What the task requires:
What is needed here is an exact copy of every entry.

□ □ □ □ □

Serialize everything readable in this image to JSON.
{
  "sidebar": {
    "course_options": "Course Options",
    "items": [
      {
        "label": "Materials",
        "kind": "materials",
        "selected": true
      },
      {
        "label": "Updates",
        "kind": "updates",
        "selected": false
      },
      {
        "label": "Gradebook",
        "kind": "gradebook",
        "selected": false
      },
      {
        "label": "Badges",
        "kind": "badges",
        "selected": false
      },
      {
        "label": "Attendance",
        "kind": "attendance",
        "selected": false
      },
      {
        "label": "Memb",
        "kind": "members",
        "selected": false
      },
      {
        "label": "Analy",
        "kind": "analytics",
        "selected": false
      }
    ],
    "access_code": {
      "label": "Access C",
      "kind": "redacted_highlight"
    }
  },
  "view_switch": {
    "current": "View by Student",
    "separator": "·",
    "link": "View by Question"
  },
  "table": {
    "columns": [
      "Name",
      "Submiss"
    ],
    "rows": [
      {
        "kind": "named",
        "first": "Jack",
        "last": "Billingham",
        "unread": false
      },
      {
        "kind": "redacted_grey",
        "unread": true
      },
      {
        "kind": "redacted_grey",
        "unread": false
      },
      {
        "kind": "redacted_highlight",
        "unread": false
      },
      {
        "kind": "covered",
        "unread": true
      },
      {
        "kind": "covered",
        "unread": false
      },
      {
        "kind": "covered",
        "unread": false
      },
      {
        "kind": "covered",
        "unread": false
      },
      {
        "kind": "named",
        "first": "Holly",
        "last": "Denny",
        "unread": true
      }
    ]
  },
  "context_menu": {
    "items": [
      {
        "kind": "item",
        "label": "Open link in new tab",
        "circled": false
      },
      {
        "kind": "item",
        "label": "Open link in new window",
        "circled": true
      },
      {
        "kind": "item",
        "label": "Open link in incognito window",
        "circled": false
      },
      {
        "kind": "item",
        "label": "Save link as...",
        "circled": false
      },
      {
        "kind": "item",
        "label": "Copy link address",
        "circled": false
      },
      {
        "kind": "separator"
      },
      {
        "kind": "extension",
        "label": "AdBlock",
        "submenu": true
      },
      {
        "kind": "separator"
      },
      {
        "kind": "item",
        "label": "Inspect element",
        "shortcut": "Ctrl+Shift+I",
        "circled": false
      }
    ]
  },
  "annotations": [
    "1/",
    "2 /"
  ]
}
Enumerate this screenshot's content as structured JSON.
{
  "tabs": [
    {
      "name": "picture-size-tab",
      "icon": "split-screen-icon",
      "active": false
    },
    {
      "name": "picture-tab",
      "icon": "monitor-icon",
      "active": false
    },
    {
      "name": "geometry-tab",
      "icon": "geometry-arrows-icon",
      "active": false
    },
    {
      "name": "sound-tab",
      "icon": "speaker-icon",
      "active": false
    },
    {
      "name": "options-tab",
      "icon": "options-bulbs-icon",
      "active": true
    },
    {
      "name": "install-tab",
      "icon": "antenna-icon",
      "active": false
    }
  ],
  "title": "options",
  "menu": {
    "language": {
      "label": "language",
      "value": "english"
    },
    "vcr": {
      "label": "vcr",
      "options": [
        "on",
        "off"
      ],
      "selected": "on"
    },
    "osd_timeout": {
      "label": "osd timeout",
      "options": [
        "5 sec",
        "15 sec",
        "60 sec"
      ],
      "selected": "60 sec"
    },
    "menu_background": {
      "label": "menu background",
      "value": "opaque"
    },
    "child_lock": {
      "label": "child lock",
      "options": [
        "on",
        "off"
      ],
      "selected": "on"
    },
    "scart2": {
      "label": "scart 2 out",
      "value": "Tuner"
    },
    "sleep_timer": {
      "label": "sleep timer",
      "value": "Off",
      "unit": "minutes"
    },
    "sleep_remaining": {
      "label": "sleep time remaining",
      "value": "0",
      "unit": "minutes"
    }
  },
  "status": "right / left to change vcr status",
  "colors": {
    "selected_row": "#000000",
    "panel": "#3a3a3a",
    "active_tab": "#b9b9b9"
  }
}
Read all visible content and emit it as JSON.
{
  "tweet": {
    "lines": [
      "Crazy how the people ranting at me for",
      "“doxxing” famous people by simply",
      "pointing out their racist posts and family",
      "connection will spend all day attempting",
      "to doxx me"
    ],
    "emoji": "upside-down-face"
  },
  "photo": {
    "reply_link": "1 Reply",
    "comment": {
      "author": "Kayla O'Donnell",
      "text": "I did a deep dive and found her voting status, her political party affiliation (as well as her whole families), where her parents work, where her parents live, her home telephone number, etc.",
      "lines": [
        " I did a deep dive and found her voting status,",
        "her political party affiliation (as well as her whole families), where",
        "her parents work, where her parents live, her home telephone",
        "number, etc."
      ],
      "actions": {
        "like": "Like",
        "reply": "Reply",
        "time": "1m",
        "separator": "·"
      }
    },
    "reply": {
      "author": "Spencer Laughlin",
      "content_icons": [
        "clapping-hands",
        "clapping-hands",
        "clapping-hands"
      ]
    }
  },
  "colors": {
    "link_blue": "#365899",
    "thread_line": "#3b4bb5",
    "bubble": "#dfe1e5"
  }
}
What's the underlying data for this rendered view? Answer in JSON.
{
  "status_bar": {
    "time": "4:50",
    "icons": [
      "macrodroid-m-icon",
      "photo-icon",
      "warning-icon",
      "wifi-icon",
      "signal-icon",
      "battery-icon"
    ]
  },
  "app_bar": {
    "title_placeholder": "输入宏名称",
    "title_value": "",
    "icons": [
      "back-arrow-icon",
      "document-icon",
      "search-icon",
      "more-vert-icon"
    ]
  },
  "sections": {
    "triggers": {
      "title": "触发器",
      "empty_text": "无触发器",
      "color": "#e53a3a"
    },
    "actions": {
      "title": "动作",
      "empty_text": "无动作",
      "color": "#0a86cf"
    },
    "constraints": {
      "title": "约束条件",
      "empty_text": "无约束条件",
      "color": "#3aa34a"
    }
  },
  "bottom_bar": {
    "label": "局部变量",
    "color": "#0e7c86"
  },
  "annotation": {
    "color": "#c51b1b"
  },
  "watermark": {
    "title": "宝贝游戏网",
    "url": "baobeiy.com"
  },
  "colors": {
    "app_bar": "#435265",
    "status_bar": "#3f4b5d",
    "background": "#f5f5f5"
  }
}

□ □ □ □ □

Finished task:
Serialize everything readable in this image to JSON.
{
  "sidebar": {
    "course_options": "Course Options",
    "items": [
      {
        "label": "Materials",
        "kind": "materials",
        "selected": true
      },
      {
        "label": "Updates",
        "kind": "updates",
        "selected": false
      },
      {
        "label": "Gradebook",
        "kind": "gradebook",
        "selected": false
      },
      {
        "label": "Badges",
        "kind": "badges",
        "selected": false
      },
      {
        "label": "Attendance",
        "kind": "attendance",
        "selected": false
      },
      {
        "label": "Memb",
        "kind": "members",
        "selected": false
      },
      {
        "label": "Analy",
        "kind": "analytics",
        "selected": false
      }
    ],
    "access_code": {
      "label": "Access C",
      "kind": "redacted_highlight"
    }
  },
  "view_switch": {
    "current": "View by Student",
    "separator": "·",
    "link": "View by Question"
  },
  "table": {
    "columns": [
      "Name",
      "Submiss"
    ],
    "rows": [
      {
        "kind": "named",
        "first": "Jack",
        "last": "Billingham",
        "unread": false
      },
      {
        "kind": "redacted_grey",
        "unread": true
      },
      {
        "kind": "redacted_grey",
        "unread": false
      },
      {
        "kind": "redacted_highlight",
        "unread": false
      },
      {
        "kind": "covered",
        "unread": true
      },
      {
        "kind": "covered",
        "unread": false
      },
      {
        "kind": "covered",
        "unread": false
      },
      {
        "kind": "covered",
        "unread": false
      },
      {
        "kind": "named",
        "first": "Holly",
        "last": "Denny",
        "unread": true
      }
    ]
  },
  "context_menu": {
    "items": [
      {
        "kind": "item",
        "label": "Open link in new tab",
        "circled": false
      },
      {
        "kind": "item",
        "label": "Open link in new window",
        "circled": true
      },
      {
        "kind": "item",
        "label": "Open link in incognito window",
        "circled": false
      },
      {
        "kind": "item",
        "label": "Save link as...",
        "circled": false
      },
      {
        "kind": "item",
        "label": "Copy link address",
        "circled": false
      },
      {
        "kind": "separator"
      },
      {
        "kind": "extension",
        "label": "AdBlock",
        "submenu": true
      },
      {
        "kind": "separator"
      },
      {
        "kind": "item",
        "label": "Inspect element",
        "shortcut": "Ctrl+Shift+I",
        "circled": false
      }
    ]
  },
  "annotations": [
    "1/",
    "2 /"
  ]
}
Enumerate this screenshot's content as structured JSON.
{
  "tabs": [
    {
      "name": "picture-size-tab",
      "icon": "split-screen-icon",
      "active": false
    },
    {
      "name": "picture-tab",
      "icon": "monitor-icon",
      "active": false
    },
    {
      "name": "geometry-tab",
      "icon": "geometry-arrows-icon",
      "active": false
    },
    {
      "name": "sound-tab",
      "icon": "speaker-icon",
      "active": false
    },
    {
      "name": "options-tab",
      "icon": "options-bulbs-icon",
      "active": true
    },
    {
      "name": "install-tab",
      "icon": "antenna-icon",
      "active": false
    }
  ],
  "title": "options",
  "menu": {
    "language": {
      "label": "language",
      "value": "english"
    },
    "vcr": {
      "label": "vcr",
      "options": [
        "on",
        "off"
      ],
      "selected": "on"
    },
    "osd_timeout": {
      "label": "osd timeout",
      "options": [
        "5 sec",
        "15 sec",
        "60 sec"
      ],
      "selected": "60 sec"
    },
    "menu_background": {
      "label": "menu background",
      "value": "opaque"
    },
    "child_lock": {
      "label": "child lock",
      "options": [
        "on",
        "off"
      ],
      "selected": "on"
    },
    "scart2": {
      "label": "scart 2 out",
      "value": "Tuner"
    },
    "sleep_timer": {
      "label": "sleep timer",
      "value": "Off",
      "unit": "minutes"
    },
    "sleep_remaining": {
      "label": "sleep time remaining",
      "value": "0",
      "unit": "minutes"
    }
  },
  "status": "right / left to change vcr status",
  "colors": {
    "selected_row": "#000000",
    "panel": "#3a3a3a",
    "active_tab": "#b9b9b9"
  }
}
Read all visible content and emit it as JSON.
{
  "tweet": {
    "lines": [
      "Crazy how the people ranting at me for",
      "“doxxing” famous people by simply",
      "pointing out their racist posts and family",
      "connection will spend all day attempting",
      "to doxx me"
    ],
    "emoji": "upside-down-face"
  },
  "photo": {
    "reply_link": "1 Reply",
    "comment": {
      "author": "Kayla O'Donnell",
      "text": "I did a deep dive and found her voting status, her political party affiliation (as well as her whole families), where her parents work, where her parents live, her home telephone number, etc.",
      "lines": [
        " I did a deep dive and found her voting status,",
        "her political party affiliation (as well as her whole families), where",
        "her parents work, where her parents live, her home telephone",
        "number, etc."
      ],
      "actions": {
        "like": "Like",
        "reply": "Reply",
        "time": "1m",
        "separator": "·"
      }
    },
    "reply": {
      "author": "Spencer Laughlin",
      "content_icons": [
        "clapping-hands",
        "clapping-hands",
        "clapping-hands"
      ]
    }
  },
  "colors": {
    "link_blue": "#365899",
    "thread_line": "#3b4bb5",
    "bubble": "#dfe1e5"
  }
}
What's the underlying data for this rendered view? Answer in JSON.
{
  "status_bar": {
    "time": "4:50",
    "icons": [
      "macrodroid-m-icon",
      "photo-icon",
      "warning-icon",
      "wifi-icon",
      "signal-icon",
      "battery-icon"
    ]
  },
  "app_bar": {
    "title_placeholder": "输入宏名称",
    "title_value": "",
    "icons": [
      "back-arrow-icon",
      "document-icon",
      "search-icon",
      "more-vert-icon"
    ]
  },
  "sections": {
    "triggers": {
      "title": "触发器",
      "empty_text": "无触发器",
      "color": "#e53a3a"
    },
    "actions": {
      "title": "动作",
      "empty_text": "无动作",
      "color": "#0a86cf"
    },
    "constraints": {
      "title": "约束条件",
      "empty_text": "无约束条件",
      "color": "#3aa34a"
    }
  },
  "bottom_bar": {
    "label": "局部变量",
    "color": "#0e7c86"
  },
  "annotation": {
    "color": "#c51b1b"
  },
  "watermark": {
    "title": "宝贝游戏网",
    "url": "baobeiy.com"
  },
  "colors": {
    "app_bar": "#435265",
    "status_bar": "#3f4b5d",
    "background": "#f5f5f5"
  }
}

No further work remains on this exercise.